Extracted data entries
---

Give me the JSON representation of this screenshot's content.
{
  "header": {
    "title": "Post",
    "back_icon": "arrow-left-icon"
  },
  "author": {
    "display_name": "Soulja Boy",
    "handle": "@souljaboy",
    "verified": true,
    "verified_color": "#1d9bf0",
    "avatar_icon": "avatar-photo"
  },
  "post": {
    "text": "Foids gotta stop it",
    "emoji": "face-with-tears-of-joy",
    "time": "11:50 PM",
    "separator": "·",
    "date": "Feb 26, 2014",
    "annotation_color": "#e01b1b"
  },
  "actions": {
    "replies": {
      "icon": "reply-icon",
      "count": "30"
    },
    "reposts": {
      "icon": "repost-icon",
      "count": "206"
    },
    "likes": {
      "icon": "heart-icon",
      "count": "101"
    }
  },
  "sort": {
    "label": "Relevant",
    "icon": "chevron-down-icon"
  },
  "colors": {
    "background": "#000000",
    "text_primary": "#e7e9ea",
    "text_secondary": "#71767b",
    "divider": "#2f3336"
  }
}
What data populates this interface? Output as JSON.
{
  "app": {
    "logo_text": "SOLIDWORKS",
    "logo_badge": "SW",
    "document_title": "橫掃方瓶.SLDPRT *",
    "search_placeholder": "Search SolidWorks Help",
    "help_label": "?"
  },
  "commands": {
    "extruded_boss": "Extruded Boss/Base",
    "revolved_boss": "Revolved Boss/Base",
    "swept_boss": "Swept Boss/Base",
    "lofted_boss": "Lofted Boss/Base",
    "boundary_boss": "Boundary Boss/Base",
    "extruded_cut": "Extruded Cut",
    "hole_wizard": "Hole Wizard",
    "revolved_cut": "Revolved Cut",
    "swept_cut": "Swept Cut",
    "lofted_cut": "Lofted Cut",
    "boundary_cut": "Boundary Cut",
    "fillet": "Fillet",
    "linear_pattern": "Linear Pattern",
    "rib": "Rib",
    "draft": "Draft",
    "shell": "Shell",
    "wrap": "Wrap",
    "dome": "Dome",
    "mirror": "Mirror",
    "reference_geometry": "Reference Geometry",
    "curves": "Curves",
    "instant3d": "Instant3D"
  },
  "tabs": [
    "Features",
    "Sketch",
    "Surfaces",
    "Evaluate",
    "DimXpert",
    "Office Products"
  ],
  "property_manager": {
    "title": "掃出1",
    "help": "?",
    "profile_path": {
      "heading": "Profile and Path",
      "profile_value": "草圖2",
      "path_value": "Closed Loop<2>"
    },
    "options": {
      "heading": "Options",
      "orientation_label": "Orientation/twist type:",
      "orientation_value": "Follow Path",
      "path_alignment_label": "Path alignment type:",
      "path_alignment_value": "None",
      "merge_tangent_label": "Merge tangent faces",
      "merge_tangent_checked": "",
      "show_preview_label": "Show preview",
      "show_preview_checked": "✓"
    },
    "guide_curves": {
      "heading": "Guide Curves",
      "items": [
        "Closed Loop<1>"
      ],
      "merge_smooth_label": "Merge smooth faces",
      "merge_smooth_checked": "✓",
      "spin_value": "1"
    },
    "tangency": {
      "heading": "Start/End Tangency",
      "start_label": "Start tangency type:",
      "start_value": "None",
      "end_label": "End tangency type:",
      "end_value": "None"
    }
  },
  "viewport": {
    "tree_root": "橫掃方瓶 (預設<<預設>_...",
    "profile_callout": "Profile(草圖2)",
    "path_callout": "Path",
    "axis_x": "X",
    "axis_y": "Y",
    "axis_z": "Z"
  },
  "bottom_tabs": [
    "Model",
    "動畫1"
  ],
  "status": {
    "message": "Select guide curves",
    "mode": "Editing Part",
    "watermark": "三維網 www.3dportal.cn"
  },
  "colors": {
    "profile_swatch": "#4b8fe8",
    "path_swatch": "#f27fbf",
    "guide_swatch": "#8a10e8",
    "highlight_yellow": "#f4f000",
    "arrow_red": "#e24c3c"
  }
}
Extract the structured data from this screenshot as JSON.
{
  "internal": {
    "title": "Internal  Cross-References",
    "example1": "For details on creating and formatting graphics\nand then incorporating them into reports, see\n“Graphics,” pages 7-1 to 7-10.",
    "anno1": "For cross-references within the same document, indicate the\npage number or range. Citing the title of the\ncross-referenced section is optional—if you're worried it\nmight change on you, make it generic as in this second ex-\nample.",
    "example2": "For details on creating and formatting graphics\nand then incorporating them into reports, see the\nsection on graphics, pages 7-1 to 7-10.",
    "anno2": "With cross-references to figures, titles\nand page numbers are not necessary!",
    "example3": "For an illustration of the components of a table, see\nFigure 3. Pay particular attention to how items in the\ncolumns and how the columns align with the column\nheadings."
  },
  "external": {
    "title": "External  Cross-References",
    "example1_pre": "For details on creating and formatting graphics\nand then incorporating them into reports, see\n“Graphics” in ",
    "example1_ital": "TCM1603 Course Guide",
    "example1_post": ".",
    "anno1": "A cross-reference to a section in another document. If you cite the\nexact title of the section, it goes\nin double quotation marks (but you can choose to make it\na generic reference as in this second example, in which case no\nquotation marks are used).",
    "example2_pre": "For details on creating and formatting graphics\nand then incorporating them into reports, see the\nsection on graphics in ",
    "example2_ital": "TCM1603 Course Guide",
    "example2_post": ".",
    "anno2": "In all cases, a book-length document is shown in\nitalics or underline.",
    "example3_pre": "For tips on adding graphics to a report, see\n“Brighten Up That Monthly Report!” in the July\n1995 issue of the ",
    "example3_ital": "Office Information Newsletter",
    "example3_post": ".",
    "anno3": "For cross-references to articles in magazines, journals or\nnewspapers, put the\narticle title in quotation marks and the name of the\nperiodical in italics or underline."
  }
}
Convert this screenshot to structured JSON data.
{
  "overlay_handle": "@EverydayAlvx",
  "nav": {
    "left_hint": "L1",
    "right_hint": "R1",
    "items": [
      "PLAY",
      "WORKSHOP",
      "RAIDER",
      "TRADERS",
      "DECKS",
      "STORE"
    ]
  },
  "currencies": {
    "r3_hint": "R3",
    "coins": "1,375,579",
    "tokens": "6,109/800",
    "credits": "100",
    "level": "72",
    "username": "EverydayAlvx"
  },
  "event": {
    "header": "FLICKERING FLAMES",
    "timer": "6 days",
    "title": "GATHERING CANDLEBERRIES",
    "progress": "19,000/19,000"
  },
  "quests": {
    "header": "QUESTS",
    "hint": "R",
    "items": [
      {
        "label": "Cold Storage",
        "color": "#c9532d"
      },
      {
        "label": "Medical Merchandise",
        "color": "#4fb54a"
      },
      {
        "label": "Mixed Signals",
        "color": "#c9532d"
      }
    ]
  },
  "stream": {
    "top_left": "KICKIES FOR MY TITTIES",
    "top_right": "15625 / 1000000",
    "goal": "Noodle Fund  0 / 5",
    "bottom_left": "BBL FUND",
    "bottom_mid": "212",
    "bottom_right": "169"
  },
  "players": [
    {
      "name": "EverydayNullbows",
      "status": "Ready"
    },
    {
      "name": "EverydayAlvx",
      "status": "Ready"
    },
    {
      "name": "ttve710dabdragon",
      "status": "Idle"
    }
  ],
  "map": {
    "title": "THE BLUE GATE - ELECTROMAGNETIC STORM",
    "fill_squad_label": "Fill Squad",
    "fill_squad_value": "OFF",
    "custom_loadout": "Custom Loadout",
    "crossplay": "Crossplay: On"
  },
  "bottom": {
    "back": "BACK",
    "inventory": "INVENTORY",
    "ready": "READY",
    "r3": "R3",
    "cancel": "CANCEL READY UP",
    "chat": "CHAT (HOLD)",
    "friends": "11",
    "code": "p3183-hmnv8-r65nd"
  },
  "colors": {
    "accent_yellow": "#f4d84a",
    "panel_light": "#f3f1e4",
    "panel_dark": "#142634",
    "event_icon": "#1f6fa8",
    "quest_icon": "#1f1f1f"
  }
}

---

**SHORT EXERCISE:**
Copy out the whole listing exactly.

**SOLUTION FOR THIS TASK:**
Give me the JSON representation of this screenshot's content.
{
  "header": {
    "title": "Post",
    "back_icon": "arrow-left-icon"
  },
  "author": {
    "display_name": "Soulja Boy",
    "handle": "@souljaboy",
    "verified": true,
    "verified_color": "#1d9bf0",
    "avatar_icon": "avatar-photo"
  },
  "post": {
    "text": "Foids gotta stop it",
    "emoji": "face-with-tears-of-joy",
    "time": "11:50 PM",
    "separator": "·",
    "date": "Feb 26, 2014",
    "annotation_color": "#e01b1b"
  },
  "actions": {
    "replies": {
      "icon": "reply-icon",
      "count": "30"
    },
    "reposts": {
      "icon": "repost-icon",
      "count": "206"
    },
    "likes": {
      "icon": "heart-icon",
      "count": "101"
    }
  },
  "sort": {
    "label": "Relevant",
    "icon": "chevron-down-icon"
  },
  "colors": {
    "background": "#000000",
    "text_primary": "#e7e9ea",
    "text_secondary": "#71767b",
    "divider": "#2f3336"
  }
}
What data populates this interface? Output as JSON.
{
  "app": {
    "logo_text": "SOLIDWORKS",
    "logo_badge": "SW",
    "document_title": "橫掃方瓶.SLDPRT *",
    "search_placeholder": "Search SolidWorks Help",
    "help_label": "?"
  },
  "commands": {
    "extruded_boss": "Extruded Boss/Base",
    "revolved_boss": "Revolved Boss/Base",
    "swept_boss": "Swept Boss/Base",
    "lofted_boss": "Lofted Boss/Base",
    "boundary_boss": "Boundary Boss/Base",
    "extruded_cut": "Extruded Cut",
    "hole_wizard": "Hole Wizard",
    "revolved_cut": "Revolved Cut",
    "swept_cut": "Swept Cut",
    "lofted_cut": "Lofted Cut",
    "boundary_cut": "Boundary Cut",
    "fillet": "Fillet",
    "linear_pattern": "Linear Pattern",
    "rib": "Rib",
    "draft": "Draft",
    "shell": "Shell",
    "wrap": "Wrap",
    "dome": "Dome",
    "mirror": "Mirror",
    "reference_geometry": "Reference Geometry",
    "curves": "Curves",
    "instant3d": "Instant3D"
  },
  "tabs": [
    "Features",
    "Sketch",
    "Surfaces",
    "Evaluate",
    "DimXpert",
    "Office Products"
  ],
  "property_manager": {
    "title": "掃出1",
    "help": "?",
    "profile_path": {
      "heading": "Profile and Path",
      "profile_value": "草圖2",
      "path_value": "Closed Loop<2>"
    },
    "options": {
      "heading": "Options",
      "orientation_label": "Orientation/twist type:",
      "orientation_value": "Follow Path",
      "path_alignment_label": "Path alignment type:",
      "path_alignment_value": "None",
      "merge_tangent_label": "Merge tangent faces",
      "merge_tangent_checked": "",
      "show_preview_label": "Show preview",
      "show_preview_checked": "✓"
    },
    "guide_curves": {
      "heading": "Guide Curves",
      "items": [
        "Closed Loop<1>"
      ],
      "merge_smooth_label": "Merge smooth faces",
      "merge_smooth_checked": "✓",
      "spin_value": "1"
    },
    "tangency": {
      "heading": "Start/End Tangency",
      "start_label": "Start tangency type:",
      "start_value": "None",
      "end_label": "End tangency type:",
      "end_value": "None"
    }
  },
  "viewport": {
    "tree_root": "橫掃方瓶 (預設<<預設>_...",
    "profile_callout": "Profile(草圖2)",
    "path_callout": "Path",
    "axis_x": "X",
    "axis_y": "Y",
    "axis_z": "Z"
  },
  "bottom_tabs": [
    "Model",
    "動畫1"
  ],
  "status": {
    "message": "Select guide curves",
    "mode": "Editing Part",
    "watermark": "三維網 www.3dportal.cn"
  },
  "colors": {
    "profile_swatch": "#4b8fe8",
    "path_swatch": "#f27fbf",
    "guide_swatch": "#8a10e8",
    "highlight_yellow": "#f4f000",
    "arrow_red": "#e24c3c"
  }
}
Extract the structured data from this screenshot as JSON.
{
  "internal": {
    "title": "Internal  Cross-References",
    "example1": "For details on creating and formatting graphics\nand then incorporating them into reports, see\n“Graphics,” pages 7-1 to 7-10.",
    "anno1": "For cross-references within the same document, indicate the\npage number or range. Citing the title of the\ncross-referenced section is optional—if you're worried it\nmight change on you, make it generic as in this second ex-\nample.",
    "example2": "For details on creating and formatting graphics\nand then incorporating them into reports, see the\nsection on graphics, pages 7-1 to 7-10.",
    "anno2": "With cross-references to figures, titles\nand page numbers are not necessary!",
    "example3": "For an illustration of the components of a table, see\nFigure 3. Pay particular attention to how items in the\ncolumns and how the columns align with the column\nheadings."
  },
  "external": {
    "title": "External  Cross-References",
    "example1_pre": "For details on creating and formatting graphics\nand then incorporating them into reports, see\n“Graphics” in ",
    "example1_ital": "TCM1603 Course Guide",
    "example1_post": ".",
    "anno1": "A cross-reference to a section in another document. If you cite the\nexact title of the section, it goes\nin double quotation marks (but you can choose to make it\na generic reference as in this second example, in which case no\nquotation marks are used).",
    "example2_pre": "For details on creating and formatting graphics\nand then incorporating them into reports, see the\nsection on graphics in ",
    "example2_ital": "TCM1603 Course Guide",
    "example2_post": ".",
    "anno2": "In all cases, a book-length document is shown in\nitalics or underline.",
    "example3_pre": "For tips on adding graphics to a report, see\n“Brighten Up That Monthly Report!” in the July\n1995 issue of the ",
    "example3_ital": "Office Information Newsletter",
    "example3_post": ".",
    "anno3": "For cross-references to articles in magazines, journals or\nnewspapers, put the\narticle title in quotation marks and the name of the\nperiodical in italics or underline."
  }
}
Convert this screenshot to structured JSON data.
{
  "overlay_handle": "@EverydayAlvx",
  "nav": {
    "left_hint": "L1",
    "right_hint": "R1",
    "items": [
      "PLAY",
      "WORKSHOP",
      "RAIDER",
      "TRADERS",
      "DECKS",
      "STORE"
    ]
  },
  "currencies": {
    "r3_hint": "R3",
    "coins": "1,375,579",
    "tokens": "6,109/800",
    "credits": "100",
    "level": "72",
    "username": "EverydayAlvx"
  },
  "event": {
    "header": "FLICKERING FLAMES",
    "timer": "6 days",
    "title": "GATHERING CANDLEBERRIES",
    "progress": "19,000/19,000"
  },
  "quests": {
    "header": "QUESTS",
    "hint": "R",
    "items": [
      {
        "label": "Cold Storage",
        "color": "#c9532d"
      },
      {
        "label": "Medical Merchandise",
        "color": "#4fb54a"
      },
      {
        "label": "Mixed Signals",
        "color": "#c9532d"
      }
    ]
  },
  "stream": {
    "top_left": "KICKIES FOR MY TITTIES",
    "top_right": "15625 / 1000000",
    "goal": "Noodle Fund  0 / 5",
    "bottom_left": "BBL FUND",
    "bottom_mid": "212",
    "bottom_right": "169"
  },
  "players": [
    {
      "name": "EverydayNullbows",
      "status": "Ready"
    },
    {
      "name": "EverydayAlvx",
      "status": "Ready"
    },
    {
      "name": "ttve710dabdragon",
      "status": "Idle"
    }
  ],
  "map": {
    "title": "THE BLUE GATE - ELECTROMAGNETIC STORM",
    "fill_squad_label": "Fill Squad",
    "fill_squad_value": "OFF",
    "custom_loadout": "Custom Loadout",
    "crossplay": "Crossplay: On"
  },
  "bottom": {
    "back": "BACK",
    "inventory": "INVENTORY",
    "ready": "READY",
    "r3": "R3",
    "cancel": "CANCEL READY UP",
    "chat": "CHAT (HOLD)",
    "friends": "11",
    "code": "p3183-hmnv8-r65nd"
  },
  "colors": {
    "accent_yellow": "#f4d84a",
    "panel_light": "#f3f1e4",
    "panel_dark": "#142634",
    "event_icon": "#1f6fa8",
    "quest_icon": "#1f1f1f"
  }
}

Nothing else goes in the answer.